▸ **RECORDS FOR PROCESSING**:
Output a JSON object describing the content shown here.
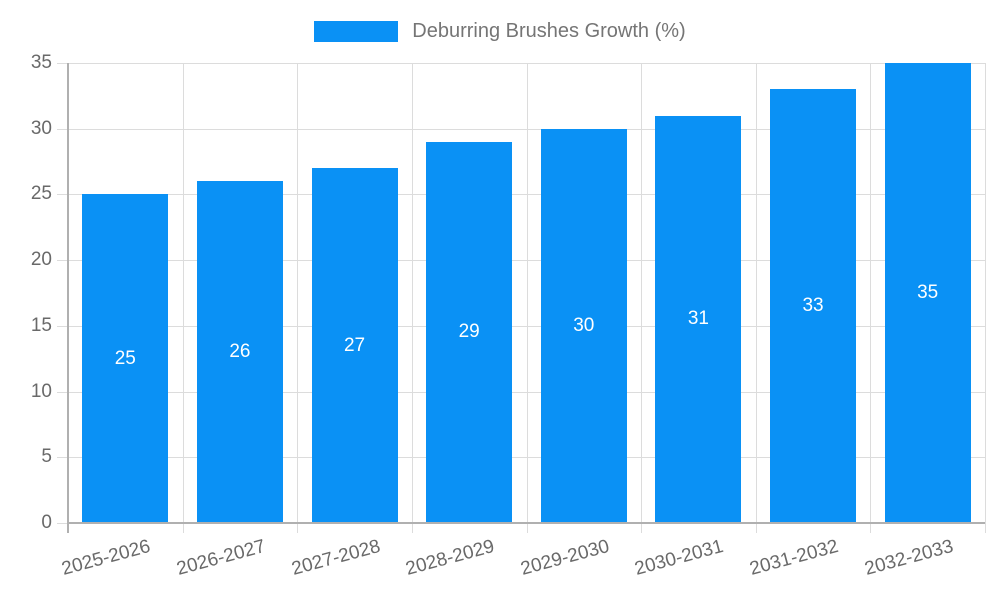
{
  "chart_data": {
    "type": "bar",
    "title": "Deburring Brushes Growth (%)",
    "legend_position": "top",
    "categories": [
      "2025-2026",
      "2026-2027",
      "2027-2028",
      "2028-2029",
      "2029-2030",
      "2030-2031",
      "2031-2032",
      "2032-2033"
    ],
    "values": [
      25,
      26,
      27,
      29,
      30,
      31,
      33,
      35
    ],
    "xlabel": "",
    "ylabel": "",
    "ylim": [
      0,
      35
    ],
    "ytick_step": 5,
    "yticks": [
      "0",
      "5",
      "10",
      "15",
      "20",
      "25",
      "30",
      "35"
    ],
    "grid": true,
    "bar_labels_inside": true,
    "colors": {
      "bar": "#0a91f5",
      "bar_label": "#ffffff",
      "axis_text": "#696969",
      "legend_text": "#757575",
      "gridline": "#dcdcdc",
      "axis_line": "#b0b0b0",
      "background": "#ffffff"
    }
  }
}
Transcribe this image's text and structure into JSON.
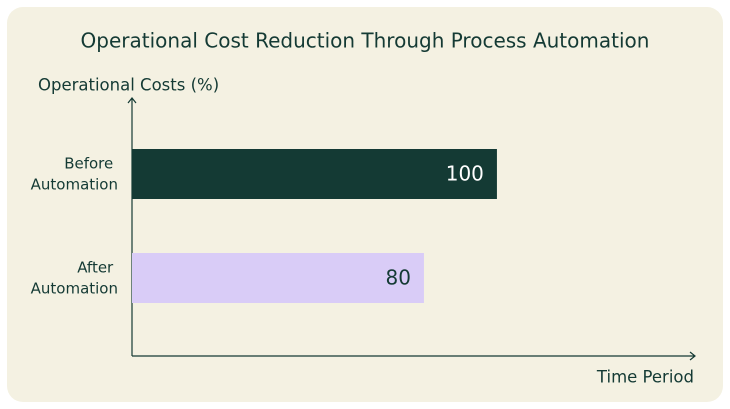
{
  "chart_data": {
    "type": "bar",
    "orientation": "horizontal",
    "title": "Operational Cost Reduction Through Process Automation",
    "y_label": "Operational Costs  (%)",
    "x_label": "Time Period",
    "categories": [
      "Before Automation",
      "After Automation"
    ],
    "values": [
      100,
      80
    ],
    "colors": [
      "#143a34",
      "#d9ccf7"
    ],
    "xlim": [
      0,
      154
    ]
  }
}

==

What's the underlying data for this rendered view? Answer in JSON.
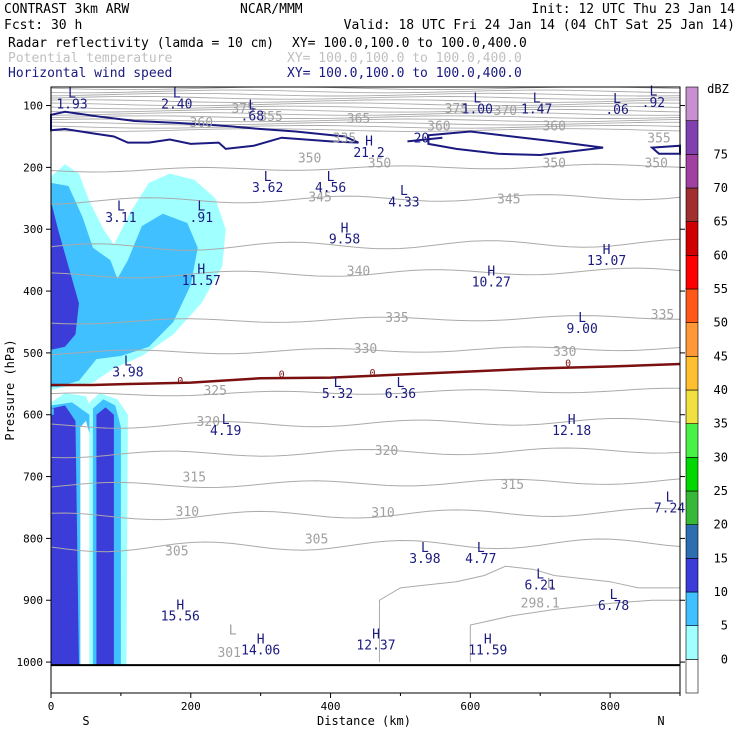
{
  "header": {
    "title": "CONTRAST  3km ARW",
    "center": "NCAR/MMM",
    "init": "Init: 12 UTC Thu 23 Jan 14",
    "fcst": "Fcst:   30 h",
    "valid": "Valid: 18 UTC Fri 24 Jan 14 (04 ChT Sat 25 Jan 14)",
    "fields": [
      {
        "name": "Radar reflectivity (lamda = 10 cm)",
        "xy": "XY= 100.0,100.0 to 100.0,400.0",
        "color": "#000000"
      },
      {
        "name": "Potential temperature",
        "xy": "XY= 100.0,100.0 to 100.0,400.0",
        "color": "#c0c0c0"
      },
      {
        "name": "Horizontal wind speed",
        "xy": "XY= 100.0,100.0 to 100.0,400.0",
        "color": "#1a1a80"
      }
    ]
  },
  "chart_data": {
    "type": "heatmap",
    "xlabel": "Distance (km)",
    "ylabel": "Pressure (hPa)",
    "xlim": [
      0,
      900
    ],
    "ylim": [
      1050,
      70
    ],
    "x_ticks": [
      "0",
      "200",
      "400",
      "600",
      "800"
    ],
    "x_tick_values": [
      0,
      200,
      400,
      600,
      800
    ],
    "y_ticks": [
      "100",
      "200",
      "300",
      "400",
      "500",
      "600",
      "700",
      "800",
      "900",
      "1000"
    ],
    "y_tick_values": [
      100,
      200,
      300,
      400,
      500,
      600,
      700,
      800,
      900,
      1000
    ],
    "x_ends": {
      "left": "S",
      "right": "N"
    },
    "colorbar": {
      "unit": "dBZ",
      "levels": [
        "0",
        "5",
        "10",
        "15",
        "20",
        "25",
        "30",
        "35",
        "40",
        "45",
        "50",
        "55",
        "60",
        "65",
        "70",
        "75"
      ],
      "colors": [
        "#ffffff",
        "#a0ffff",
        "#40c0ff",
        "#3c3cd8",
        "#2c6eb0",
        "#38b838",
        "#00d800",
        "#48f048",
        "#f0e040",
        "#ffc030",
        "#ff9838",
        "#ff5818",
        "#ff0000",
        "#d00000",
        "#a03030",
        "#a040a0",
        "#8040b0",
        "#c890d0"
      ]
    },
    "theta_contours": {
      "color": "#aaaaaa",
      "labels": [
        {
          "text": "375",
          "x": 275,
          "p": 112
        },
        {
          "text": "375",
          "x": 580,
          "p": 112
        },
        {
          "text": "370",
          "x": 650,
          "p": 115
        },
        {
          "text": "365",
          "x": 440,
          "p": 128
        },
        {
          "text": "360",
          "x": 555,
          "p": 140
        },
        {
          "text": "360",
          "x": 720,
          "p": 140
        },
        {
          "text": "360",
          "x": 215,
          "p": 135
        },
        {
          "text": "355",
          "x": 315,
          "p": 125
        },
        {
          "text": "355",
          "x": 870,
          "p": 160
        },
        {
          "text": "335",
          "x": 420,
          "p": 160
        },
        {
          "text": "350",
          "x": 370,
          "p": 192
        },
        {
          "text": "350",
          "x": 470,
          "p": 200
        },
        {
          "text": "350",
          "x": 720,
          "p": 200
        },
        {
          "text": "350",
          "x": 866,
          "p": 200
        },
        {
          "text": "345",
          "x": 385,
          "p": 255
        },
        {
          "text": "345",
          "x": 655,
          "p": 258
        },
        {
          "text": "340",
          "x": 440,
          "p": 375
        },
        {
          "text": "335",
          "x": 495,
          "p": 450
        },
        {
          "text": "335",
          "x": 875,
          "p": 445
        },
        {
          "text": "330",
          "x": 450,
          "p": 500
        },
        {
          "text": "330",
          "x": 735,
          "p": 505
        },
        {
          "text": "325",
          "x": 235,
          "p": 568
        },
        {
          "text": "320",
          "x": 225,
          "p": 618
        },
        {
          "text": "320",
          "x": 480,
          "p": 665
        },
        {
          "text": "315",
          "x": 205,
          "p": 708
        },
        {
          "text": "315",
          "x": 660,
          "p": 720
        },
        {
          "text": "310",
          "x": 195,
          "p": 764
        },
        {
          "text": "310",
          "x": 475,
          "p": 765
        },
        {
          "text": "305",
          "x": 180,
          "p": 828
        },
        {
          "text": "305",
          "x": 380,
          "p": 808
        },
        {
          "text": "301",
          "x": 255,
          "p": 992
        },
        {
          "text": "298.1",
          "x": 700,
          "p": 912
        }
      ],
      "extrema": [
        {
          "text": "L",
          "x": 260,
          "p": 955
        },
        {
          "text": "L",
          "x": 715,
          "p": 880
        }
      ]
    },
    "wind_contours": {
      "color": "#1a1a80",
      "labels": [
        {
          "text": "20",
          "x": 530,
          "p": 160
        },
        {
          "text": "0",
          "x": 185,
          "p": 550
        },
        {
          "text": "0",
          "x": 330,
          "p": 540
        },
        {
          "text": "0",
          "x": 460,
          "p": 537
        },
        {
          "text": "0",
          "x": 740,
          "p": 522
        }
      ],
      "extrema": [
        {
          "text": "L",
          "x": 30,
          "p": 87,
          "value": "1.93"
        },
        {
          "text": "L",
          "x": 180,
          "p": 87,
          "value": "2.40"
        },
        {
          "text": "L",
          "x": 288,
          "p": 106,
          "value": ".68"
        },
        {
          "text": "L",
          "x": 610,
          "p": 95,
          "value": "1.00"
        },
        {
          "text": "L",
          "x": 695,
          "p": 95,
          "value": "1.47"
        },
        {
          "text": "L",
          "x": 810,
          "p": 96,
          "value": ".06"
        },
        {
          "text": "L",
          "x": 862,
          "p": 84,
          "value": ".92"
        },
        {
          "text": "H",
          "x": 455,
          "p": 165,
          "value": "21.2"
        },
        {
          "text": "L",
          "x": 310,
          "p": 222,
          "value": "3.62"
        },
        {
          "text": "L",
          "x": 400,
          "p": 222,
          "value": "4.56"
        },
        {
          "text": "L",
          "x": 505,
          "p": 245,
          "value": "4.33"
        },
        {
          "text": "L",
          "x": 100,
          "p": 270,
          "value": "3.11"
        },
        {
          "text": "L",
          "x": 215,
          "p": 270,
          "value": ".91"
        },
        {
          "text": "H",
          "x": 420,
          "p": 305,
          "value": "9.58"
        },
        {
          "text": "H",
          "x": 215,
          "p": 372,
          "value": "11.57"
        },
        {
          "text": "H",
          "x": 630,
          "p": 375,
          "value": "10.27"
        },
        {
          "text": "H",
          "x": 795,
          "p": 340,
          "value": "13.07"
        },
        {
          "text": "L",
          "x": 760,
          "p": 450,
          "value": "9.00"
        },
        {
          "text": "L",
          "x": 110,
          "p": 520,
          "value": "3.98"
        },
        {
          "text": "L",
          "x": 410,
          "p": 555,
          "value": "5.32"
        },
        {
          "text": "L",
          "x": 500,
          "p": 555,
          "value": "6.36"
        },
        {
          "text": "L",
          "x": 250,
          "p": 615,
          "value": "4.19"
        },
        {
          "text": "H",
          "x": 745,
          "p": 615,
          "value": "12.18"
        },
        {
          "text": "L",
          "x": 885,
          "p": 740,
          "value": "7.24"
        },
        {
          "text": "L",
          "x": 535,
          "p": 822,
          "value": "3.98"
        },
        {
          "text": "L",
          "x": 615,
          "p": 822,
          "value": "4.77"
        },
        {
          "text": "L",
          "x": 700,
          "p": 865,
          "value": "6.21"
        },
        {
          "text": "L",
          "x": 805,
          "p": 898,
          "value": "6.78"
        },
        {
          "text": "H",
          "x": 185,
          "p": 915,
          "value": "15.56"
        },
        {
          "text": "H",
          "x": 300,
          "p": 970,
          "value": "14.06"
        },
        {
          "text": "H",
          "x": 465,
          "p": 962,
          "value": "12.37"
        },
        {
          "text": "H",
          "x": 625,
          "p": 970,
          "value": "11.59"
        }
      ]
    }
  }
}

▸ **WORK TO DO**:
Copy out every line in the entries above that holds "Operational".

▸ **WORKED SOLUTION**:
    "title": "Operational Cost Reduction Through Process Automation",
    "y_label": "Operational Costs  (%)",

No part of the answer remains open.